= Extracted records =
────────────────
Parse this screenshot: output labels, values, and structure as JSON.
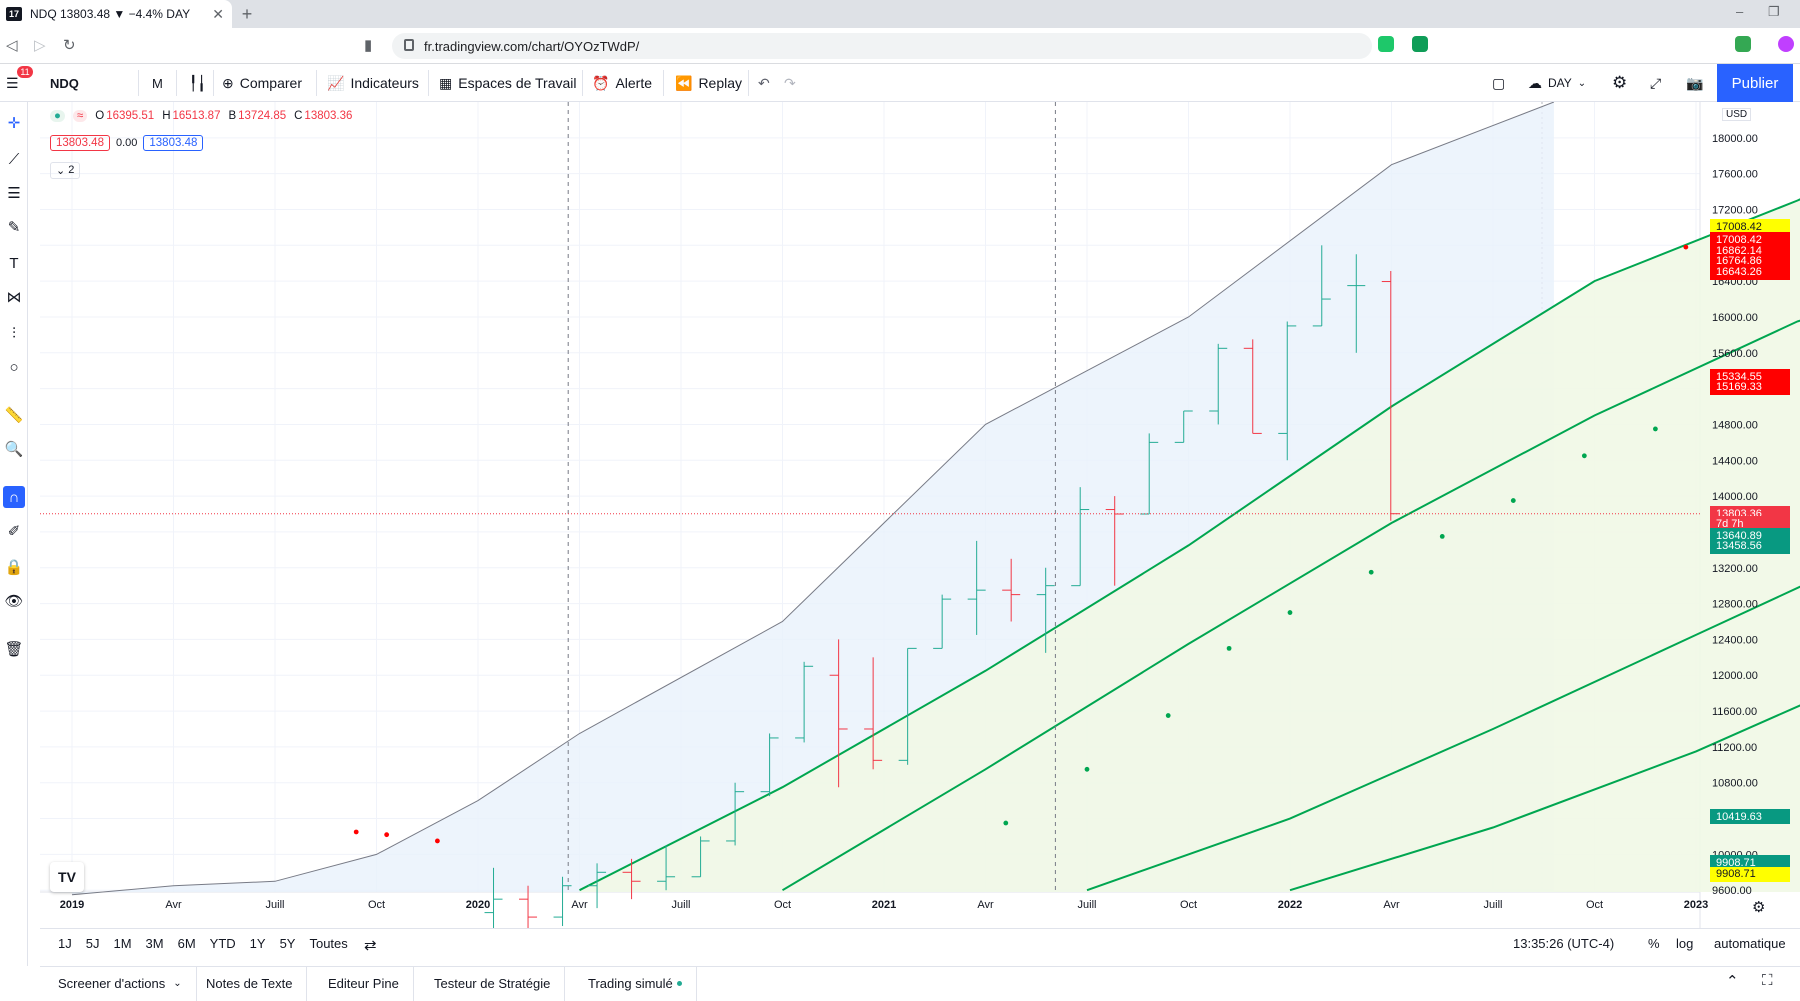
{
  "browser": {
    "tab_title": "NDQ 13803.48 ▼ −4.4% DAY",
    "favicon_text": "17",
    "url": "fr.tradingview.com/chart/OYOzTWdP/",
    "icons": [
      "back-icon",
      "forward-icon",
      "reload-icon",
      "bookmark-icon",
      "extension-icon",
      "profile-icon"
    ]
  },
  "toolbar": {
    "menu_badge": "11",
    "symbol": "NDQ",
    "interval": "M",
    "compare_label": "Comparer",
    "indicators_label": "Indicateurs",
    "workspaces_label": "Espaces de Travail",
    "alert_label": "Alerte",
    "replay_label": "Replay",
    "session_label": "DAY",
    "publish_label": "Publier"
  },
  "legend": {
    "open_label": "O",
    "open": "16395.51",
    "high_label": "H",
    "high": "16513.87",
    "low_label": "B",
    "low": "13724.85",
    "close_label": "C",
    "close": "13803.36",
    "bid": "13803.48",
    "spread": "0.00",
    "ask": "13803.48",
    "collapse_count": "2"
  },
  "chart_data": {
    "type": "bar",
    "currency": "USD",
    "time_axis": [
      "2019",
      "Avr",
      "Juill",
      "Oct",
      "2020",
      "Avr",
      "Juill",
      "Oct",
      "2021",
      "Avr",
      "Juill",
      "Oct",
      "2022",
      "Avr",
      "Juill",
      "Oct",
      "2023"
    ],
    "y_ticks": [
      9600,
      10000,
      10400,
      10800,
      11200,
      11600,
      12000,
      12400,
      12800,
      13200,
      13600,
      14000,
      14400,
      14800,
      15200,
      15600,
      16000,
      16400,
      16800,
      17200,
      17600,
      18000
    ],
    "ylim": [
      9580,
      18400
    ],
    "ohlc": [
      {
        "t": 0,
        "o": 9350,
        "h": 9850,
        "l": 9100,
        "c": 9500
      },
      {
        "t": 1,
        "o": 9500,
        "h": 9650,
        "l": 9150,
        "c": 9300
      },
      {
        "t": 2,
        "o": 9300,
        "h": 9750,
        "l": 9200,
        "c": 9650
      },
      {
        "t": 3,
        "o": 9650,
        "h": 9900,
        "l": 9400,
        "c": 9800
      },
      {
        "t": 4,
        "o": 9800,
        "h": 9950,
        "l": 9500,
        "c": 9700
      },
      {
        "t": 5,
        "o": 9700,
        "h": 10100,
        "l": 9600,
        "c": 9750
      },
      {
        "t": 6,
        "o": 9750,
        "h": 10200,
        "l": 9750,
        "c": 10150
      },
      {
        "t": 7,
        "o": 10150,
        "h": 10800,
        "l": 10100,
        "c": 10700
      },
      {
        "t": 8,
        "o": 10700,
        "h": 11350,
        "l": 10650,
        "c": 11300
      },
      {
        "t": 9,
        "o": 11300,
        "h": 12150,
        "l": 11250,
        "c": 12100
      },
      {
        "t": 10,
        "o": 12000,
        "h": 12400,
        "l": 10750,
        "c": 11400
      },
      {
        "t": 11,
        "o": 11400,
        "h": 12200,
        "l": 10950,
        "c": 11050
      },
      {
        "t": 12,
        "o": 11050,
        "h": 12300,
        "l": 11000,
        "c": 12300
      },
      {
        "t": 13,
        "o": 12300,
        "h": 12900,
        "l": 12300,
        "c": 12850
      },
      {
        "t": 14,
        "o": 12850,
        "h": 13500,
        "l": 12450,
        "c": 12950
      },
      {
        "t": 15,
        "o": 12950,
        "h": 13300,
        "l": 12600,
        "c": 12900
      },
      {
        "t": 16,
        "o": 12900,
        "h": 13200,
        "l": 12250,
        "c": 13000
      },
      {
        "t": 17,
        "o": 13000,
        "h": 14100,
        "l": 13000,
        "c": 13850
      },
      {
        "t": 18,
        "o": 13850,
        "h": 14000,
        "l": 13000,
        "c": 13800
      },
      {
        "t": 19,
        "o": 13800,
        "h": 14700,
        "l": 13800,
        "c": 14600
      },
      {
        "t": 20,
        "o": 14600,
        "h": 14950,
        "l": 14600,
        "c": 14950
      },
      {
        "t": 21,
        "o": 14950,
        "h": 15700,
        "l": 14800,
        "c": 15650
      },
      {
        "t": 22,
        "o": 15650,
        "h": 15750,
        "l": 14700,
        "c": 14700
      },
      {
        "t": 23,
        "o": 14700,
        "h": 15950,
        "l": 14400,
        "c": 15900
      },
      {
        "t": 24,
        "o": 15900,
        "h": 16800,
        "l": 15900,
        "c": 16200
      },
      {
        "t": 25,
        "o": 16350,
        "h": 16700,
        "l": 15600,
        "c": 16350
      },
      {
        "t": 26,
        "o": 16395.51,
        "h": 16513.87,
        "l": 13724.85,
        "c": 13803.36
      }
    ],
    "series": [
      {
        "name": "upper",
        "points": [
          [
            14.6,
            18400
          ],
          [
            13,
            17700
          ],
          [
            11,
            16000
          ],
          [
            9,
            14800
          ],
          [
            7,
            12600
          ],
          [
            5,
            11350
          ],
          [
            4,
            10600
          ],
          [
            3,
            10000
          ],
          [
            2,
            9700
          ],
          [
            1,
            9650
          ],
          [
            0,
            9550
          ]
        ]
      },
      {
        "name": "band-top",
        "points": [
          [
            5,
            9600
          ],
          [
            7,
            10750
          ],
          [
            9,
            12050
          ],
          [
            11,
            13450
          ],
          [
            13,
            15000
          ],
          [
            15,
            16400
          ],
          [
            17,
            17300
          ],
          [
            18,
            17800
          ],
          [
            19,
            18000
          ],
          [
            20,
            17600
          ],
          [
            21,
            17250
          ]
        ]
      },
      {
        "name": "band-mid",
        "points": [
          [
            7,
            9600
          ],
          [
            9,
            10950
          ],
          [
            11,
            12350
          ],
          [
            13,
            13700
          ],
          [
            15,
            14900
          ],
          [
            17,
            15950
          ],
          [
            19,
            16600
          ],
          [
            20,
            16500
          ],
          [
            21,
            16200
          ]
        ]
      },
      {
        "name": "band-low",
        "points": [
          [
            10,
            9600
          ],
          [
            12,
            10400
          ],
          [
            14,
            11400
          ],
          [
            16,
            12450
          ],
          [
            18,
            13500
          ],
          [
            19,
            13850
          ],
          [
            20,
            14050
          ],
          [
            21,
            14150
          ]
        ]
      },
      {
        "name": "lower",
        "points": [
          [
            12,
            9600
          ],
          [
            14,
            10300
          ],
          [
            16,
            11150
          ],
          [
            18,
            12150
          ],
          [
            19,
            12700
          ],
          [
            20,
            12900
          ],
          [
            21,
            12800
          ]
        ]
      }
    ],
    "price_tags": [
      {
        "value": "17008.42",
        "bg": "#ffff00",
        "fg": "#131722",
        "y": 17008.42
      },
      {
        "value": "17008.42",
        "bg": "#ff0000",
        "fg": "#ffffff",
        "y": 16860
      },
      {
        "value": "16862.14",
        "bg": "#ff0000",
        "fg": "#ffffff",
        "y": 16740
      },
      {
        "value": "16764.86",
        "bg": "#ff0000",
        "fg": "#ffffff",
        "y": 16620
      },
      {
        "value": "16643.26",
        "bg": "#ff0000",
        "fg": "#ffffff",
        "y": 16500
      },
      {
        "value": "15334.55",
        "bg": "#ff0000",
        "fg": "#ffffff",
        "y": 15334.55
      },
      {
        "value": "15169.33",
        "bg": "#ff0000",
        "fg": "#ffffff",
        "y": 15215
      },
      {
        "value": "13803.36",
        "bg": "#f23645",
        "fg": "#ffffff",
        "y": 13803.36
      },
      {
        "value": "7d 7h",
        "bg": "#f23645",
        "fg": "#ffffff",
        "y": 13690
      },
      {
        "value": "13640.89",
        "bg": "#089981",
        "fg": "#ffffff",
        "y": 13560
      },
      {
        "value": "13458.56",
        "bg": "#089981",
        "fg": "#ffffff",
        "y": 13440
      },
      {
        "value": "10419.63",
        "bg": "#089981",
        "fg": "#ffffff",
        "y": 10419.63
      },
      {
        "value": "9908.71",
        "bg": "#089981",
        "fg": "#ffffff",
        "y": 9908.71
      },
      {
        "value": "9908.71",
        "bg": "#ffff00",
        "fg": "#131722",
        "y": 9780
      }
    ]
  },
  "ranges": [
    "1J",
    "5J",
    "1M",
    "3M",
    "6M",
    "YTD",
    "1Y",
    "5Y",
    "Toutes"
  ],
  "status": {
    "time": "13:35:26 (UTC-4)",
    "percent": "%",
    "log": "log",
    "auto": "automatique"
  },
  "panels": [
    "Screener d'actions",
    "Notes de Texte",
    "Editeur Pine",
    "Testeur de Stratégie",
    "Trading simulé"
  ],
  "colors": {
    "accent": "#2962ff",
    "up": "#22ab94",
    "down": "#f23645",
    "band": "#00a650"
  }
}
────────────────
= Goal =
Across the entries above, how many lines contain "band"? Provide only the count.

= Worked solution =
4